* **SET PROBLEM**: Extract every line of the entries below and reproduce each one verbatim, in its original order.

* **AVAILABLE DATA**:

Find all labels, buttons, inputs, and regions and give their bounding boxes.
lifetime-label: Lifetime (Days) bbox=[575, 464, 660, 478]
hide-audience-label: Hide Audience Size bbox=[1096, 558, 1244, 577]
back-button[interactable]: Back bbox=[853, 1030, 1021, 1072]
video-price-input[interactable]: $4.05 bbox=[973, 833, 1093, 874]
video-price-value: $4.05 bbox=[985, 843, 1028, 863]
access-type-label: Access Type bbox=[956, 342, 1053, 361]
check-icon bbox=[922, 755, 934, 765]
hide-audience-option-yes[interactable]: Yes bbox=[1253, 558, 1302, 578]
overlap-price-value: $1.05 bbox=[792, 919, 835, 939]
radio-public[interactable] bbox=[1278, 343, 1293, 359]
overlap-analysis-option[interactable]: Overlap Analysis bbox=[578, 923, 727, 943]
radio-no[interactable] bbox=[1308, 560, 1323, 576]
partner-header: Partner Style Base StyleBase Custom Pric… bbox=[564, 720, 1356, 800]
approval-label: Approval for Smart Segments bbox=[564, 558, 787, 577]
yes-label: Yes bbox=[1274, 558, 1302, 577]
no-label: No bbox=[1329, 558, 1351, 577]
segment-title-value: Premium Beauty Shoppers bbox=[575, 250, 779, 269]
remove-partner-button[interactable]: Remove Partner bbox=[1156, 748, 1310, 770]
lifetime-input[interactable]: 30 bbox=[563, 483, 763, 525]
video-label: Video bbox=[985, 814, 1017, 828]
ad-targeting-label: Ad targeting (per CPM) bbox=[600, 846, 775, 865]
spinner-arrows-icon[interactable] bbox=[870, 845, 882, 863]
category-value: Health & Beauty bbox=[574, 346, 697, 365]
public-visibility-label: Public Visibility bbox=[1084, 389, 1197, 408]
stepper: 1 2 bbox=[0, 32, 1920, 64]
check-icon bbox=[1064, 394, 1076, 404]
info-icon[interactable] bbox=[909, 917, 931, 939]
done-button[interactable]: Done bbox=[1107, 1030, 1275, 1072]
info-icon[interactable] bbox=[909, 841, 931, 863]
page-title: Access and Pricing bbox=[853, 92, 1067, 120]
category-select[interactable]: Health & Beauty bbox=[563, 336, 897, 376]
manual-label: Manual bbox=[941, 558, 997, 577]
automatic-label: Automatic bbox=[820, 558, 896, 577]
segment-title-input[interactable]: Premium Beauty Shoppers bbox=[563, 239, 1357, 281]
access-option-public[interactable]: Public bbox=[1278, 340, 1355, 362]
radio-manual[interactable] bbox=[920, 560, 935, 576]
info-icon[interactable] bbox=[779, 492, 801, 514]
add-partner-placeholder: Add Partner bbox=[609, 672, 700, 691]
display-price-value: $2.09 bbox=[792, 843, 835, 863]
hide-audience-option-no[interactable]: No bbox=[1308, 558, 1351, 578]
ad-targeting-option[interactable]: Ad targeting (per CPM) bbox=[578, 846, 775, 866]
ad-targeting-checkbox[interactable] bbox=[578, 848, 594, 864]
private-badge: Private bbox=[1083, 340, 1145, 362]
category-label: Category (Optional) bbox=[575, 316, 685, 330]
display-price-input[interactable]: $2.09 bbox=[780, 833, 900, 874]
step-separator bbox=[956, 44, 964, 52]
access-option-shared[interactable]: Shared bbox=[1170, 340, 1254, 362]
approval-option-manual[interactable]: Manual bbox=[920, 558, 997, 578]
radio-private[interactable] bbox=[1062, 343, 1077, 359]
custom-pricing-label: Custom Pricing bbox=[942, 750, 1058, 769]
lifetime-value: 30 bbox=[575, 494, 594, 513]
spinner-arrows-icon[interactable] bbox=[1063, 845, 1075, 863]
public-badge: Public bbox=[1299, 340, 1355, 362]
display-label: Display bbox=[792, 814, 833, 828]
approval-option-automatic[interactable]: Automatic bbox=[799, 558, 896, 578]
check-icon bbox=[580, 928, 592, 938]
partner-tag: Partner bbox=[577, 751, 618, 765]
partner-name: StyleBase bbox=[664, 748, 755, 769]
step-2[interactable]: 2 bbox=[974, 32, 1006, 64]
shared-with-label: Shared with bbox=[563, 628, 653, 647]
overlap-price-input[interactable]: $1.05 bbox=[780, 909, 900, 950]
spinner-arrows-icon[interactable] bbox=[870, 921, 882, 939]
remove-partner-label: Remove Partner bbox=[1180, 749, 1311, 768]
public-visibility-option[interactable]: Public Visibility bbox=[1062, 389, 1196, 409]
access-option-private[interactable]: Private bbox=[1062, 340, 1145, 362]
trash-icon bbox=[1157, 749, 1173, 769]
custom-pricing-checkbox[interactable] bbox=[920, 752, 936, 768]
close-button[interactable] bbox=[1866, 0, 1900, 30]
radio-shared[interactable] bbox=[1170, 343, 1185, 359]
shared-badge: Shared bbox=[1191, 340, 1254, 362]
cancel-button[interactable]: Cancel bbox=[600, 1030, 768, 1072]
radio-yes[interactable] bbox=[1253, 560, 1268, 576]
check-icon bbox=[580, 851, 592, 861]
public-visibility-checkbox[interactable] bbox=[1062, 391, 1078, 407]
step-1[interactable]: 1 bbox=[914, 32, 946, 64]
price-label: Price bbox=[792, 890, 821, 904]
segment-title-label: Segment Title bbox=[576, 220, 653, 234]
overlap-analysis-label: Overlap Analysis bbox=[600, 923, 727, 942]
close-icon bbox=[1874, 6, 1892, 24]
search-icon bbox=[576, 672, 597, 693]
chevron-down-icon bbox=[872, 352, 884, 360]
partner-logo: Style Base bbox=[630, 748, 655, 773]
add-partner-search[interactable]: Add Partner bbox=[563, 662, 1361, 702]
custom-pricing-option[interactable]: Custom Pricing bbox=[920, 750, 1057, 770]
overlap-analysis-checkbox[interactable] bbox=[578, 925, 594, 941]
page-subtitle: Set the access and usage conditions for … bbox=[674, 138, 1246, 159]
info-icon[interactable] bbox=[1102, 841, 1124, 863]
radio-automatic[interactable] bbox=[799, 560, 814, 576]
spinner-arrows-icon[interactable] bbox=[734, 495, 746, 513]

* **COMPLETE RESPONSE**:
Find all labels, buttons, inputs, and regions and give their bounding boxes.
lifetime-label: Lifetime (Days) bbox=[575, 464, 660, 478]
hide-audience-label: Hide Audience Size bbox=[1096, 558, 1244, 577]
back-button[interactable]: Back bbox=[853, 1030, 1021, 1072]
video-price-input[interactable]: $4.05 bbox=[973, 833, 1093, 874]
video-price-value: $4.05 bbox=[985, 843, 1028, 863]
access-type-label: Access Type bbox=[956, 342, 1053, 361]
check-icon bbox=[922, 755, 934, 765]
hide-audience-option-yes[interactable]: Yes bbox=[1253, 558, 1302, 578]
overlap-price-value: $1.05 bbox=[792, 919, 835, 939]
radio-public[interactable] bbox=[1278, 343, 1293, 359]
overlap-analysis-option[interactable]: Overlap Analysis bbox=[578, 923, 727, 943]
radio-no[interactable] bbox=[1308, 560, 1323, 576]
partner-header: Partner Style Base StyleBase Custom Pric… bbox=[564, 720, 1356, 800]
approval-label: Approval for Smart Segments bbox=[564, 558, 787, 577]
yes-label: Yes bbox=[1274, 558, 1302, 577]
no-label: No bbox=[1329, 558, 1351, 577]
segment-title-value: Premium Beauty Shoppers bbox=[575, 250, 779, 269]
remove-partner-button[interactable]: Remove Partner bbox=[1156, 748, 1310, 770]
lifetime-input[interactable]: 30 bbox=[563, 483, 763, 525]
video-label: Video bbox=[985, 814, 1017, 828]
ad-targeting-label: Ad targeting (per CPM) bbox=[600, 846, 775, 865]
spinner-arrows-icon[interactable] bbox=[870, 845, 882, 863]
category-value: Health & Beauty bbox=[574, 346, 697, 365]
public-visibility-label: Public Visibility bbox=[1084, 389, 1197, 408]
stepper: 1 2 bbox=[0, 32, 1920, 64]
check-icon bbox=[1064, 394, 1076, 404]
info-icon[interactable] bbox=[909, 917, 931, 939]
done-button[interactable]: Done bbox=[1107, 1030, 1275, 1072]
info-icon[interactable] bbox=[909, 841, 931, 863]
page-title: Access and Pricing bbox=[853, 92, 1067, 120]
category-select[interactable]: Health & Beauty bbox=[563, 336, 897, 376]
manual-label: Manual bbox=[941, 558, 997, 577]
automatic-label: Automatic bbox=[820, 558, 896, 577]
segment-title-input[interactable]: Premium Beauty Shoppers bbox=[563, 239, 1357, 281]
access-option-public[interactable]: Public bbox=[1278, 340, 1355, 362]
radio-manual[interactable] bbox=[920, 560, 935, 576]
info-icon[interactable] bbox=[779, 492, 801, 514]
add-partner-placeholder: Add Partner bbox=[609, 672, 700, 691]
display-price-value: $2.09 bbox=[792, 843, 835, 863]
hide-audience-option-no[interactable]: No bbox=[1308, 558, 1351, 578]
ad-targeting-option[interactable]: Ad targeting (per CPM) bbox=[578, 846, 775, 866]
ad-targeting-checkbox[interactable] bbox=[578, 848, 594, 864]
private-badge: Private bbox=[1083, 340, 1145, 362]
category-label: Category (Optional) bbox=[575, 316, 685, 330]
display-price-input[interactable]: $2.09 bbox=[780, 833, 900, 874]
step-separator bbox=[956, 44, 964, 52]
access-option-shared[interactable]: Shared bbox=[1170, 340, 1254, 362]
approval-option-manual[interactable]: Manual bbox=[920, 558, 997, 578]
radio-private[interactable] bbox=[1062, 343, 1077, 359]
custom-pricing-label: Custom Pricing bbox=[942, 750, 1058, 769]
lifetime-value: 30 bbox=[575, 494, 594, 513]
spinner-arrows-icon[interactable] bbox=[1063, 845, 1075, 863]
public-badge: Public bbox=[1299, 340, 1355, 362]
display-label: Display bbox=[792, 814, 833, 828]
approval-option-automatic[interactable]: Automatic bbox=[799, 558, 896, 578]
check-icon bbox=[580, 928, 592, 938]
partner-tag: Partner bbox=[577, 751, 618, 765]
partner-name: StyleBase bbox=[664, 748, 755, 769]
step-2[interactable]: 2 bbox=[974, 32, 1006, 64]
shared-with-label: Shared with bbox=[563, 628, 653, 647]
overlap-price-input[interactable]: $1.05 bbox=[780, 909, 900, 950]
spinner-arrows-icon[interactable] bbox=[870, 921, 882, 939]
remove-partner-label: Remove Partner bbox=[1180, 749, 1311, 768]
public-visibility-option[interactable]: Public Visibility bbox=[1062, 389, 1196, 409]
access-option-private[interactable]: Private bbox=[1062, 340, 1145, 362]
trash-icon bbox=[1157, 749, 1173, 769]
custom-pricing-checkbox[interactable] bbox=[920, 752, 936, 768]
close-button[interactable] bbox=[1866, 0, 1900, 30]
radio-shared[interactable] bbox=[1170, 343, 1185, 359]
shared-badge: Shared bbox=[1191, 340, 1254, 362]
cancel-button[interactable]: Cancel bbox=[600, 1030, 768, 1072]
radio-yes[interactable] bbox=[1253, 560, 1268, 576]
check-icon bbox=[580, 851, 592, 861]
public-visibility-checkbox[interactable] bbox=[1062, 391, 1078, 407]
step-1[interactable]: 1 bbox=[914, 32, 946, 64]
price-label: Price bbox=[792, 890, 821, 904]
segment-title-label: Segment Title bbox=[576, 220, 653, 234]
overlap-analysis-label: Overlap Analysis bbox=[600, 923, 727, 942]
close-icon bbox=[1874, 6, 1892, 24]
search-icon bbox=[576, 672, 597, 693]
chevron-down-icon bbox=[872, 352, 884, 360]
partner-logo: Style Base bbox=[630, 748, 655, 773]
add-partner-search[interactable]: Add Partner bbox=[563, 662, 1361, 702]
custom-pricing-option[interactable]: Custom Pricing bbox=[920, 750, 1057, 770]
overlap-analysis-checkbox[interactable] bbox=[578, 925, 594, 941]
page-subtitle: Set the access and usage conditions for … bbox=[674, 138, 1246, 159]
info-icon[interactable] bbox=[1102, 841, 1124, 863]
radio-automatic[interactable] bbox=[799, 560, 814, 576]
spinner-arrows-icon[interactable] bbox=[734, 495, 746, 513]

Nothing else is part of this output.